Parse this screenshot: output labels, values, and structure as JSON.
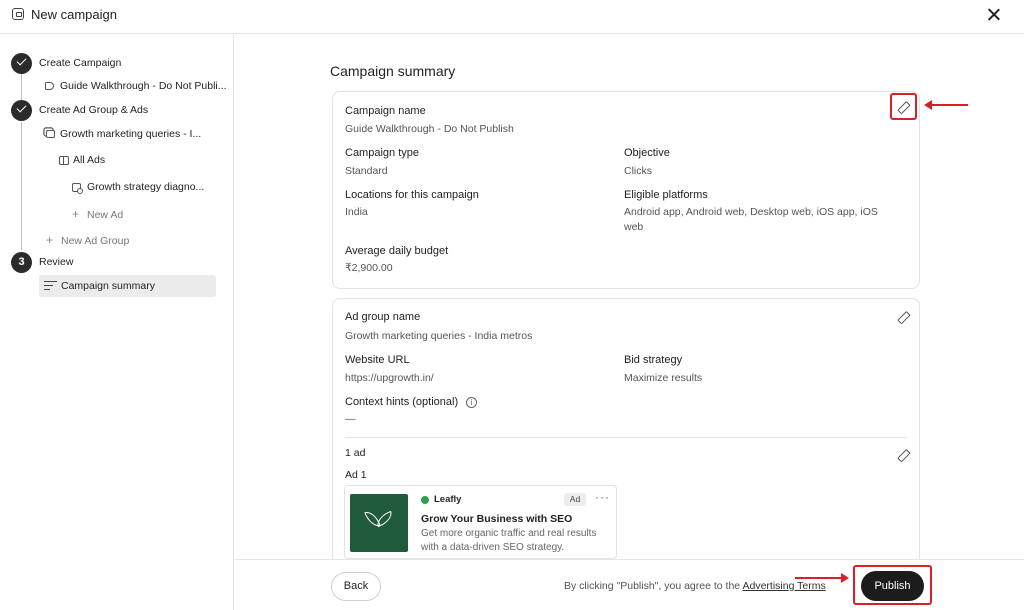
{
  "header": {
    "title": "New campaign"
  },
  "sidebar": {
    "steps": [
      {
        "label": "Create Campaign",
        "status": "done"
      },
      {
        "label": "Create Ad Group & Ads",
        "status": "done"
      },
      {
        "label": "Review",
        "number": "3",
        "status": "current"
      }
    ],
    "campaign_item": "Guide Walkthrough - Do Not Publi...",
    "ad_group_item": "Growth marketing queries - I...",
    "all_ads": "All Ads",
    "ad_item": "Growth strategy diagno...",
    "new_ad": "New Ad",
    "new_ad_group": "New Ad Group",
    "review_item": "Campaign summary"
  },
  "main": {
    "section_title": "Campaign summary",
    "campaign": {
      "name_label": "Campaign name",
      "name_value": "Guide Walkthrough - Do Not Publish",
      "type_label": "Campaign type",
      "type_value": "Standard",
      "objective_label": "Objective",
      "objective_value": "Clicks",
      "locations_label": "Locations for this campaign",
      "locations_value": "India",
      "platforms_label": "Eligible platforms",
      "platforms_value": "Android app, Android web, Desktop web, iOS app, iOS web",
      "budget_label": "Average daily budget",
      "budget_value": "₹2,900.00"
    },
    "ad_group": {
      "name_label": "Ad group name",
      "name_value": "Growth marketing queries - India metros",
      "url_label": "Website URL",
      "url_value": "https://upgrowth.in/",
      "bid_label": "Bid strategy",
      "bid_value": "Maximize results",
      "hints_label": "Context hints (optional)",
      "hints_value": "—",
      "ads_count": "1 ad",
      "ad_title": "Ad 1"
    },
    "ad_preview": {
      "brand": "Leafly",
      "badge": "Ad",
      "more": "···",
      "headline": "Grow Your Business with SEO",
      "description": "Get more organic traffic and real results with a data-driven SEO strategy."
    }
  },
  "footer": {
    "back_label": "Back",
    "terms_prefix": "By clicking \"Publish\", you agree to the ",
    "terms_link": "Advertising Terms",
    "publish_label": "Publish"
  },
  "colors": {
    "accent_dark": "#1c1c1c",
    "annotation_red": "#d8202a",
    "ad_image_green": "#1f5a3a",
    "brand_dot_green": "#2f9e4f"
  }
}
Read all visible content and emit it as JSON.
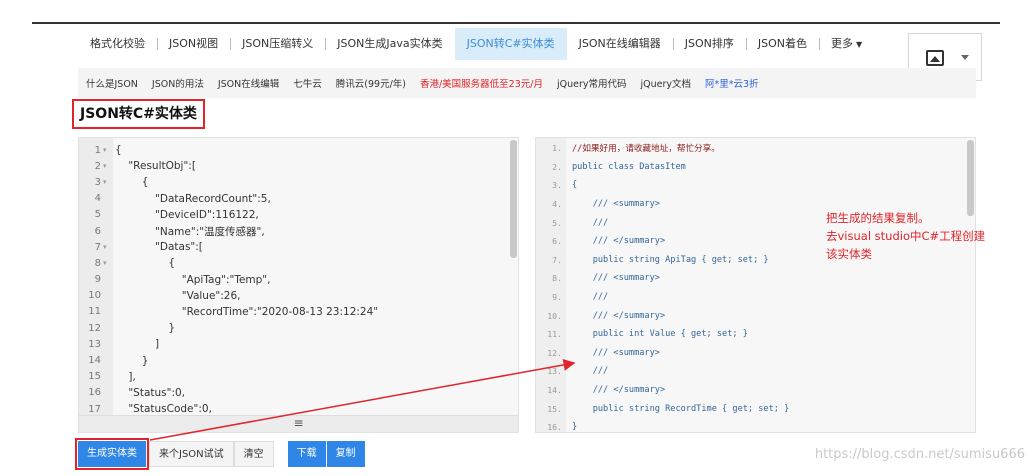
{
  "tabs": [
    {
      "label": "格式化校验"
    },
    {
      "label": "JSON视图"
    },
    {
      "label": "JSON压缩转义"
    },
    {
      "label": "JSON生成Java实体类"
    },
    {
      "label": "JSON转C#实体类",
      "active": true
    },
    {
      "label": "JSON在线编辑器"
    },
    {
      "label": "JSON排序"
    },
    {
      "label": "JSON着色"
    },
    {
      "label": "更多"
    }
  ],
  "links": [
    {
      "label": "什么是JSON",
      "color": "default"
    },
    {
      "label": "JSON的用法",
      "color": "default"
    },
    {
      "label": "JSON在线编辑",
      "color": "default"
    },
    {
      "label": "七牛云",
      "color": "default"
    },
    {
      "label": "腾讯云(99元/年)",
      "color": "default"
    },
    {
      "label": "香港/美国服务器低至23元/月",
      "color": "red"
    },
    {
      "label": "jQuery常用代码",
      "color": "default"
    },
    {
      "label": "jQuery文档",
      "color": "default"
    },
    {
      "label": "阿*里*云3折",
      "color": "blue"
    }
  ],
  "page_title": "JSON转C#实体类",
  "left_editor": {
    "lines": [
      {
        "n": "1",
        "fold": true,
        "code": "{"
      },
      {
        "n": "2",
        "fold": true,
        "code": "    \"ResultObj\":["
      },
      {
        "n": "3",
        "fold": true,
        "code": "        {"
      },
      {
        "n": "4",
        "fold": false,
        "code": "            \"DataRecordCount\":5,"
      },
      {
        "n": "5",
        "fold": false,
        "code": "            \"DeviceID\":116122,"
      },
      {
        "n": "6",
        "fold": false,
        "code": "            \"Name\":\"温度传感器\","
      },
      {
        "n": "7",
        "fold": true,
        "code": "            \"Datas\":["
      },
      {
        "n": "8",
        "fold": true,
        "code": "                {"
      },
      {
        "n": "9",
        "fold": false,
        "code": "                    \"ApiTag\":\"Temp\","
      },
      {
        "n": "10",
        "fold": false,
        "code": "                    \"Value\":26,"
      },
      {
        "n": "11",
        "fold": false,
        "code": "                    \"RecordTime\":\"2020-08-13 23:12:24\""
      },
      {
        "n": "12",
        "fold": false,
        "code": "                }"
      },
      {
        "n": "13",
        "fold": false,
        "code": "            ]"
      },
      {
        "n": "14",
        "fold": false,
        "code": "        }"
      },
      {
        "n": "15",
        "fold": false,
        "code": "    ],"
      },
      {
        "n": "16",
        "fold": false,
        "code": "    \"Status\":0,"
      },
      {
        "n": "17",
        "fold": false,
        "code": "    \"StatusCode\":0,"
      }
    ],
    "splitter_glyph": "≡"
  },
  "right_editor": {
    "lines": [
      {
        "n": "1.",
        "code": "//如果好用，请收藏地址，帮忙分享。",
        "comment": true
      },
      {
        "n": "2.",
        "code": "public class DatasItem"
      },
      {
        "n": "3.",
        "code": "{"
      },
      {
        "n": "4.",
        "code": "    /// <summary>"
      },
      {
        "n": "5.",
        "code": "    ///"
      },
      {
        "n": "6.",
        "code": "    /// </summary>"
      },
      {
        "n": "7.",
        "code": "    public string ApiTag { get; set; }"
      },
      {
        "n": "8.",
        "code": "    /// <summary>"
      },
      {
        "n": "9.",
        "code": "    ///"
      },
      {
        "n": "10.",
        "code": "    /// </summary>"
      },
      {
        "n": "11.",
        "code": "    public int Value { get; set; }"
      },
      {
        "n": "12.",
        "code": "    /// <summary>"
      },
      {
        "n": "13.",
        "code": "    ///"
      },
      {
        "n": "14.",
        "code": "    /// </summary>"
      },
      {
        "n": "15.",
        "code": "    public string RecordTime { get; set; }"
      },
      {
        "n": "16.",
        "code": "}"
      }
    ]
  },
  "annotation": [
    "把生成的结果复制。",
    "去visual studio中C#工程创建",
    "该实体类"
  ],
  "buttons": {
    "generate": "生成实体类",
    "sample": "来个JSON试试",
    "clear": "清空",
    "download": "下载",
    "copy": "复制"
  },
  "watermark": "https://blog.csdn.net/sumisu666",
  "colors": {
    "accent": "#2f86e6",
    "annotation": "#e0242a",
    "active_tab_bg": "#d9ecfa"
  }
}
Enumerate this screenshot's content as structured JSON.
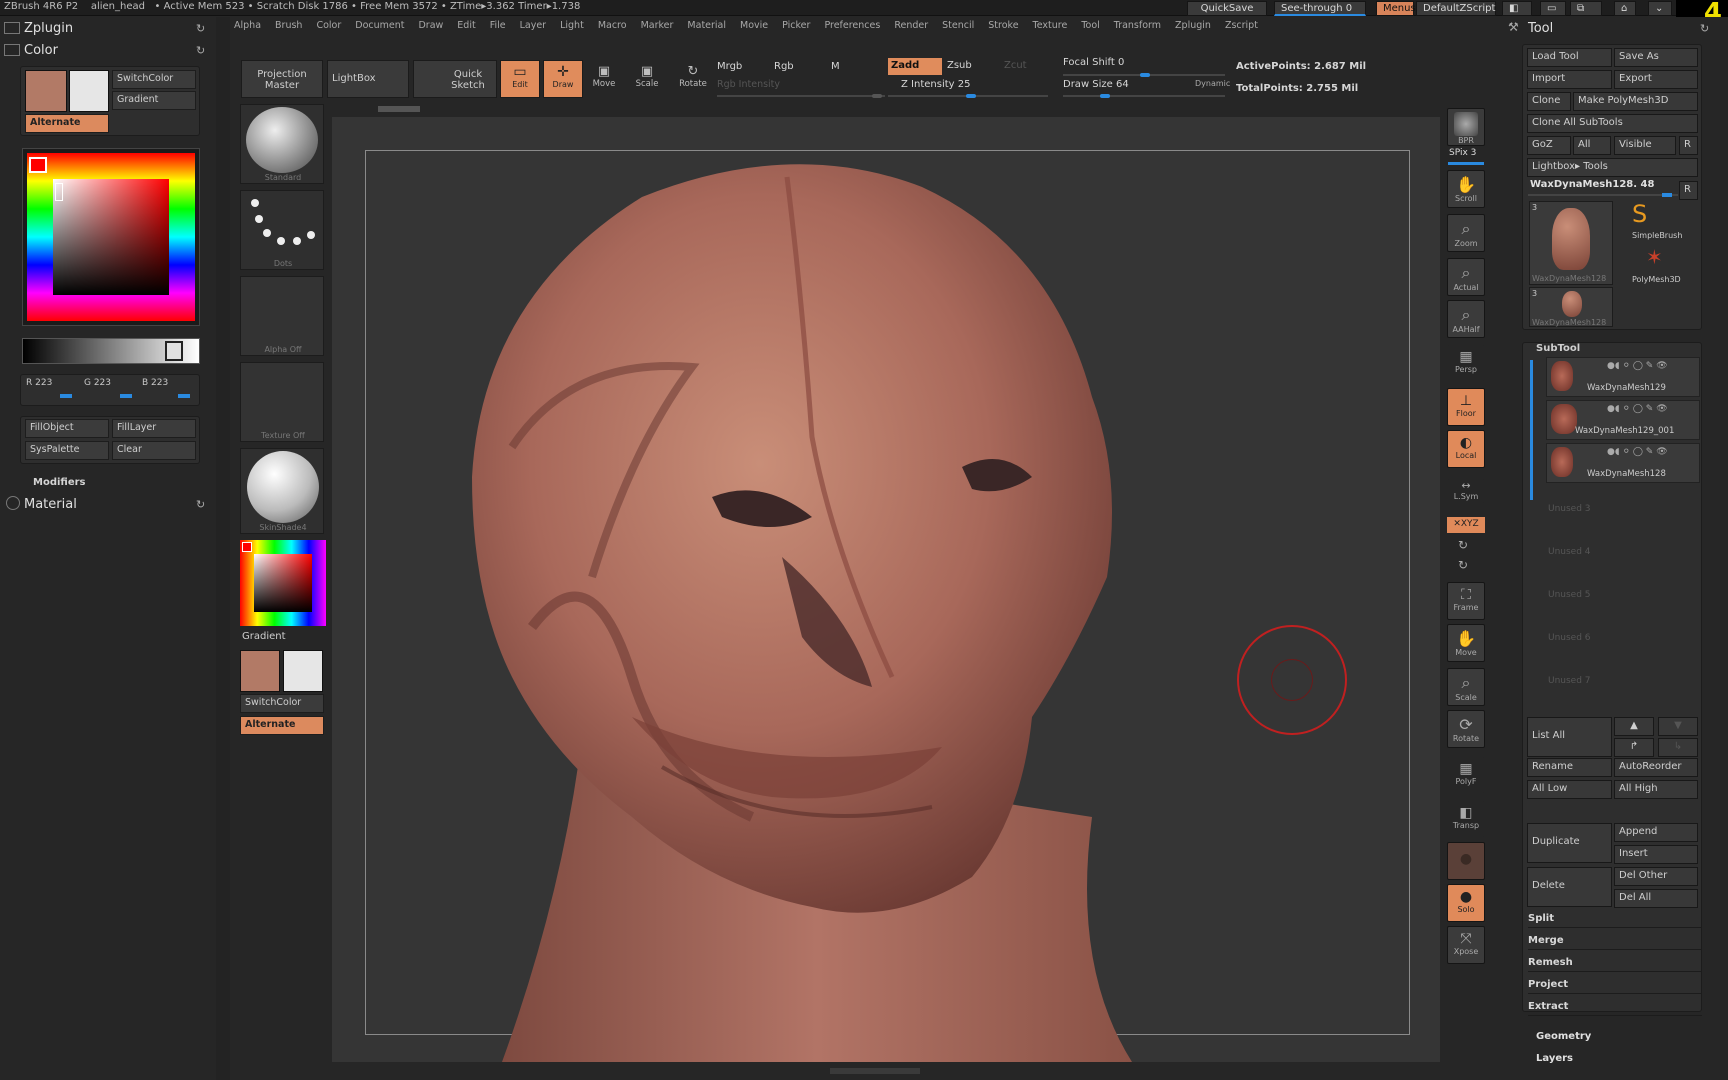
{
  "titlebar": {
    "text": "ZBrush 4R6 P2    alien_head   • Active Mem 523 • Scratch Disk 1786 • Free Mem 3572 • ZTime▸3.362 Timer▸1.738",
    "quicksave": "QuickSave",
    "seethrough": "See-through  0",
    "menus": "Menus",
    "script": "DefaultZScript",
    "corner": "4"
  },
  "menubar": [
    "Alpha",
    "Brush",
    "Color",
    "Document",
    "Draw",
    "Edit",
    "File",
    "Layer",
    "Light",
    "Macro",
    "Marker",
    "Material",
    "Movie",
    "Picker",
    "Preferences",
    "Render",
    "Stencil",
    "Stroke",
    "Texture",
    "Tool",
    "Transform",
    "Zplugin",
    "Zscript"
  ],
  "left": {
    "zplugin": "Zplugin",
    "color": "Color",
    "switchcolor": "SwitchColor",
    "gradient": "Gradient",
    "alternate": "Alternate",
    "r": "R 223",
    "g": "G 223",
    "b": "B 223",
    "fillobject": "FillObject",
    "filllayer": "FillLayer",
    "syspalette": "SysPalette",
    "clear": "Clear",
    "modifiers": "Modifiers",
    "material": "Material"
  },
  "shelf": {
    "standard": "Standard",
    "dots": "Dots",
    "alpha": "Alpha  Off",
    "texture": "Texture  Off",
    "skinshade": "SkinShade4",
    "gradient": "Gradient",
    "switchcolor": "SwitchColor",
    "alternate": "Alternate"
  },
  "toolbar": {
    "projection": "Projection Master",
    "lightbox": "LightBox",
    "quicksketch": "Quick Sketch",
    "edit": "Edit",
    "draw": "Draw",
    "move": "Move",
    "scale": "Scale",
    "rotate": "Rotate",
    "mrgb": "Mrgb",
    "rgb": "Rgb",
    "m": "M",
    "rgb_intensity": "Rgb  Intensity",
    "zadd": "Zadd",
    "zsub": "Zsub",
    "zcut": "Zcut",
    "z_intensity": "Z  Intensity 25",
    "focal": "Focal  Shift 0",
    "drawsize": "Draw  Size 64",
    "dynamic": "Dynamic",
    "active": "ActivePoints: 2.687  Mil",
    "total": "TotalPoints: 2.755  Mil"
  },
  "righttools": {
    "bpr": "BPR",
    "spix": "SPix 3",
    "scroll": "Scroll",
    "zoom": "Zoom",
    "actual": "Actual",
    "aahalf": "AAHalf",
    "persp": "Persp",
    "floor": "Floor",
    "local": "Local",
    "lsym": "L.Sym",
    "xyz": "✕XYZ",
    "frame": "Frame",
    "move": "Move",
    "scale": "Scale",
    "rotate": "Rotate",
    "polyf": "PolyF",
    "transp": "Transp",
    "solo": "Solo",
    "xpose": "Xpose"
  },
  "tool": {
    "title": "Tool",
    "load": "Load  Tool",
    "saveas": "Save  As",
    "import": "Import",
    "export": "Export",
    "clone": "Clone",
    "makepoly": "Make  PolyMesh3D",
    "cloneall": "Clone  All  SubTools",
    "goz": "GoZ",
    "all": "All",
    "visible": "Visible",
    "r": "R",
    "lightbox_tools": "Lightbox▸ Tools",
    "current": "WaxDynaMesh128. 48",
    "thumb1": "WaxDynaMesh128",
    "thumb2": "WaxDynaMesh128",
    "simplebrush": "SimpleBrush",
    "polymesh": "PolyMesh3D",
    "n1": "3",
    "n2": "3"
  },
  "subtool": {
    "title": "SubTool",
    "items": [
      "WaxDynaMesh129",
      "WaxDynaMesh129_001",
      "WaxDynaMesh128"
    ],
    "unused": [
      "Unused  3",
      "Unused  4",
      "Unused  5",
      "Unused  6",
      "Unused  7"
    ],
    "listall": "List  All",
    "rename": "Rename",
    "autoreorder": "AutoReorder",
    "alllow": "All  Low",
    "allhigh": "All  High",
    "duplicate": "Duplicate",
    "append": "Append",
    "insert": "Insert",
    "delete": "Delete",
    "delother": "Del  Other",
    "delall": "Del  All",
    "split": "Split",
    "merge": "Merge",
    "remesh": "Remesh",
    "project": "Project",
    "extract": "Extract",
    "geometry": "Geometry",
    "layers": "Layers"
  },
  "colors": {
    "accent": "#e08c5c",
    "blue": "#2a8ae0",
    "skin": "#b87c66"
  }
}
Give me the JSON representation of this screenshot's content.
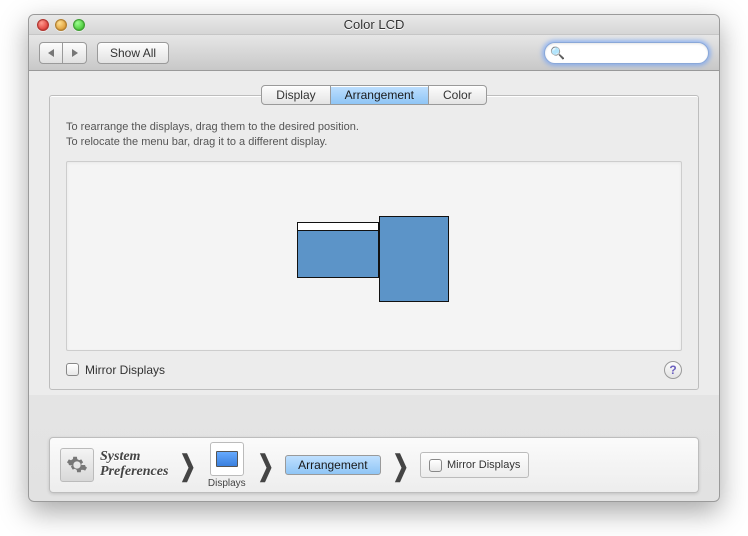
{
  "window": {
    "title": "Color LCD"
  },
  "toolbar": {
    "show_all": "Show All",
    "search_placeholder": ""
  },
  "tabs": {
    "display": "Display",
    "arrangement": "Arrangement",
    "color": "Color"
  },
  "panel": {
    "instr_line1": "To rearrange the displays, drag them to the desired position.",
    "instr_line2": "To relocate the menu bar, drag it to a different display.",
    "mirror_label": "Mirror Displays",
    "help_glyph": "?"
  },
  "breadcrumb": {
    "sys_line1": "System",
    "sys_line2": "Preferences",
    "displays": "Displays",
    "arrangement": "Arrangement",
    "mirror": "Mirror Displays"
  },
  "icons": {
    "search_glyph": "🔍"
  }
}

- **Task requirements**:
Every line that holds the word "public" should be extracted.

- **Answer for the task**:
        "code": "public class DatasItem"
        "code": "    public string ApiTag { get; set; }"
        "code": "    public int Value { get; set; }"
        "code": "    public string RecordTime { get; set; }"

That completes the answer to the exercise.